__Stated exercise__. Your answer should be one number: how many lines of the records hold the string "RidgeClassifier".

[Excerpt from a dataset]
◆ ◆ ◆ ◆ ◆ ◆ ◆

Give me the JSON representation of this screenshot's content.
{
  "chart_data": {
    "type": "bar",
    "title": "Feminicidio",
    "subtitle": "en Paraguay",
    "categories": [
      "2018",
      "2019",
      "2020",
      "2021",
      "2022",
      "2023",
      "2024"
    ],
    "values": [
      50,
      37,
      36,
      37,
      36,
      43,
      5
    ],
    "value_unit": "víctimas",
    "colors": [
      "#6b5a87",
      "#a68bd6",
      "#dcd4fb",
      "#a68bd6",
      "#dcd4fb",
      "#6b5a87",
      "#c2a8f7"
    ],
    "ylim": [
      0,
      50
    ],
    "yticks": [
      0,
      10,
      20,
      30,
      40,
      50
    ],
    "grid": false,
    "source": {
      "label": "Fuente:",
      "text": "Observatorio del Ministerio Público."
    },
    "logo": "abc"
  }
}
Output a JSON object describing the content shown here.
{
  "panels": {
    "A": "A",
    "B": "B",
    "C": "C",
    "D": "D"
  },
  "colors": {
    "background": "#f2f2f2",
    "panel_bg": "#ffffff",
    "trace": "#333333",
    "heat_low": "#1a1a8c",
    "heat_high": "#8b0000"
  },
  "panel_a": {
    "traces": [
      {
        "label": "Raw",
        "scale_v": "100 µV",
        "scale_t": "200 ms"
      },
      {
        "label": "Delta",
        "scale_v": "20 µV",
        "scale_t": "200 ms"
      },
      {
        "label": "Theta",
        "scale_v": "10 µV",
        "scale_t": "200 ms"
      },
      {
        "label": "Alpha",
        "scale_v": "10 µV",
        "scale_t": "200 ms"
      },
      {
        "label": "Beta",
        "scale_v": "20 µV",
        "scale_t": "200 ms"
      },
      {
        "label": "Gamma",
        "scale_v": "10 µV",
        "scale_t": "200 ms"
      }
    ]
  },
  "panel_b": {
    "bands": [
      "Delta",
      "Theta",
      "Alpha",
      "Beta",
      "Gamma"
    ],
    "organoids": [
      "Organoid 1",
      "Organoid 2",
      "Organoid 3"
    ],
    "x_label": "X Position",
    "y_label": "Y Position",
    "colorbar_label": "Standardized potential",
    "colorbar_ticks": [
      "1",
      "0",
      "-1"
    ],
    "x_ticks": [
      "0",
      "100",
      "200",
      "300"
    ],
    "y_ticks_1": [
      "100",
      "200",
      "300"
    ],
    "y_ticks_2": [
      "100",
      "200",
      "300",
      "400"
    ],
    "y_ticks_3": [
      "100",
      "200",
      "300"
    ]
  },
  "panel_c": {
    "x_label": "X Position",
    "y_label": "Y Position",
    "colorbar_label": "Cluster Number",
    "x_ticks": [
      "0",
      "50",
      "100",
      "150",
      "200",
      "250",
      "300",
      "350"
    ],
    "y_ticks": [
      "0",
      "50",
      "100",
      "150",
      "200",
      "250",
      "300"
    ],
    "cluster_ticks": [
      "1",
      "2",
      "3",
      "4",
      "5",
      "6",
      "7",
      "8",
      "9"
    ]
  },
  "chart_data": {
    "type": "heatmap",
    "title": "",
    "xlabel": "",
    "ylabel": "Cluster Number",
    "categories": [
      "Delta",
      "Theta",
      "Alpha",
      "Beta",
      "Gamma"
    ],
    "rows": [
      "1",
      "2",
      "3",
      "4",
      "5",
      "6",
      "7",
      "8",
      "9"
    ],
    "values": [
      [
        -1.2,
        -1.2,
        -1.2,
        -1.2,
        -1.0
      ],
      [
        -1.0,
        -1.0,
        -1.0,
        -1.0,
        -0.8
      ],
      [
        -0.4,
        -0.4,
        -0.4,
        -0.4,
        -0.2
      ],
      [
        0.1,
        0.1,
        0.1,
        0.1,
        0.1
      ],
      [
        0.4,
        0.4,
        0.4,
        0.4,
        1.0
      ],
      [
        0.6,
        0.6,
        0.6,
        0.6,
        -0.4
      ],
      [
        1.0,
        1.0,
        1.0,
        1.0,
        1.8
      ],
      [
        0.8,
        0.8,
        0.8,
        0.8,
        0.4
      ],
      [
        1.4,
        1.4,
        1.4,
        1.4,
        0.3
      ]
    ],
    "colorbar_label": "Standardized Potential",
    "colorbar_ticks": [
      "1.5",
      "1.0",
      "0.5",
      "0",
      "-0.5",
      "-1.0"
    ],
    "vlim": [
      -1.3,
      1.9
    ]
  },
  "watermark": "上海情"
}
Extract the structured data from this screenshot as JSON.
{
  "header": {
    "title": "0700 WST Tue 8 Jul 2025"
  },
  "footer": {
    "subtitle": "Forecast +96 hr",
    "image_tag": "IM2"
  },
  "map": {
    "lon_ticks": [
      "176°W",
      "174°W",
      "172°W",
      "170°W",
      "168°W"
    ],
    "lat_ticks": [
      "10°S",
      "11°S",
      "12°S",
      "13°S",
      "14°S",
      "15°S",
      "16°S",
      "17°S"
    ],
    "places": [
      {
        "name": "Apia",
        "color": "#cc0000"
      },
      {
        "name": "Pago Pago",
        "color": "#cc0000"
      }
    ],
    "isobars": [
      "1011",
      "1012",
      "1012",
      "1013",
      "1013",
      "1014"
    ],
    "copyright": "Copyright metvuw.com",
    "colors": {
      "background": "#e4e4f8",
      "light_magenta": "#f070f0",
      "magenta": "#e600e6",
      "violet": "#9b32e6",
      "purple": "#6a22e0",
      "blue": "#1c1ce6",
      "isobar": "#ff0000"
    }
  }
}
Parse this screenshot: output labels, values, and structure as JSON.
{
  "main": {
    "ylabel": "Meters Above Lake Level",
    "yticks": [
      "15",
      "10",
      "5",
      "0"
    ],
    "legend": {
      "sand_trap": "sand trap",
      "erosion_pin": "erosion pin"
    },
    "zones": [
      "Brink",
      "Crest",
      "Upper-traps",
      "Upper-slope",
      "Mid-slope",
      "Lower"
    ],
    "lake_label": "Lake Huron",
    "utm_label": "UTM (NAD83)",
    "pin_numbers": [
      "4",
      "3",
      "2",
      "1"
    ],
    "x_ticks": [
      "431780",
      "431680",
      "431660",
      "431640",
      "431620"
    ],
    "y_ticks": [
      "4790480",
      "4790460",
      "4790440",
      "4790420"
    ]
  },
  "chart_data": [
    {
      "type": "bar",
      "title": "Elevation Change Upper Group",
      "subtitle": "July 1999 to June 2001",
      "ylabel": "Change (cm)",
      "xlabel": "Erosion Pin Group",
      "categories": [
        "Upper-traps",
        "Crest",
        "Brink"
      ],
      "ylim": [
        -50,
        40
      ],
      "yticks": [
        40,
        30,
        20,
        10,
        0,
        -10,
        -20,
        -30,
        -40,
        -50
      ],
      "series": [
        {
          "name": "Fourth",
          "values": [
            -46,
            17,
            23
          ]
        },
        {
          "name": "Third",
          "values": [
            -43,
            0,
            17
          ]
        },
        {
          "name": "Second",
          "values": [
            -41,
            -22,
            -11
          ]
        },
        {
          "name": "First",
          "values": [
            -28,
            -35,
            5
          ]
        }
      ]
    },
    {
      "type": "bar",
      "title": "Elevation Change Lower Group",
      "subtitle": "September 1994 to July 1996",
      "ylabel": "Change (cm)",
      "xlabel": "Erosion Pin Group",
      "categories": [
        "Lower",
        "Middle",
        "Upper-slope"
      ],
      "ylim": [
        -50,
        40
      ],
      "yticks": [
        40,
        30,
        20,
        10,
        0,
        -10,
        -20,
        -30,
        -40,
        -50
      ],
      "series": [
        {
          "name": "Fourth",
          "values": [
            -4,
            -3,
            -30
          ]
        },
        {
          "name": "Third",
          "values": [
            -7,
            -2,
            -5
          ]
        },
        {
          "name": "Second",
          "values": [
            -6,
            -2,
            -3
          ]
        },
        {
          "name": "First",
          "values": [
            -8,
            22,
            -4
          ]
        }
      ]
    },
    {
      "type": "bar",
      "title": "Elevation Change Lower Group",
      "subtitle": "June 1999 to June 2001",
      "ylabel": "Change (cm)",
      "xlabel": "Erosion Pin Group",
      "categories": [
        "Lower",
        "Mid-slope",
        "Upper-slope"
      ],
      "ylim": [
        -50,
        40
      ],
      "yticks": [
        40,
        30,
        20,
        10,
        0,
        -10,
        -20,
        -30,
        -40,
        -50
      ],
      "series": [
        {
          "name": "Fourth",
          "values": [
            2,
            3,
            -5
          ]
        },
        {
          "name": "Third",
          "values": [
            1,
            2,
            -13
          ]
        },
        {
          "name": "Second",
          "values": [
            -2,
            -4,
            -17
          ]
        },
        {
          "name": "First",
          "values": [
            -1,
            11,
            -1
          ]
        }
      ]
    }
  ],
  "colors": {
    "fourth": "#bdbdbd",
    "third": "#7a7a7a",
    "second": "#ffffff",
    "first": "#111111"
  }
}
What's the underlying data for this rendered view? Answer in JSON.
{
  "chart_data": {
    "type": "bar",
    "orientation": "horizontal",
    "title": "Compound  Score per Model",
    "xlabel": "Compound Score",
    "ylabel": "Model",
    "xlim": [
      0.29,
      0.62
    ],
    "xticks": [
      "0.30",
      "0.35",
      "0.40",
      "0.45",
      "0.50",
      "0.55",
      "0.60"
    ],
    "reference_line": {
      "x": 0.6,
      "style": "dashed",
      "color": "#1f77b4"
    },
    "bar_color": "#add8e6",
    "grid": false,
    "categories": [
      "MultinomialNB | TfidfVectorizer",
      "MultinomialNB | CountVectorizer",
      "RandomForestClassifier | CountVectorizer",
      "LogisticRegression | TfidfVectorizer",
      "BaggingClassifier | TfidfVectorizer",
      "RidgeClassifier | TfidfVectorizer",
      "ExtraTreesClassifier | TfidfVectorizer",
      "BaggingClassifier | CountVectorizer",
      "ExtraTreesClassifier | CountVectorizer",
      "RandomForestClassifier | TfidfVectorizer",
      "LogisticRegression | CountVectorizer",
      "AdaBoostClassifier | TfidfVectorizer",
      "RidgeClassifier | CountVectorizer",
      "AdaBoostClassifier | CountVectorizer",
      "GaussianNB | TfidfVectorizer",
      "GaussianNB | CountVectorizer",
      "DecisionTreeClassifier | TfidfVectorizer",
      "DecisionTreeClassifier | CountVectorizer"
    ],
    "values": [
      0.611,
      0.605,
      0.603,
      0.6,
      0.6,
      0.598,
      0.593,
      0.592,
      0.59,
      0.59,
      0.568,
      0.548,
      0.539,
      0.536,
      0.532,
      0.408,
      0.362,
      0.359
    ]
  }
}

◆ ◆ ◆ ◆ ◆ ◆ ◆

__Worked answer__. 2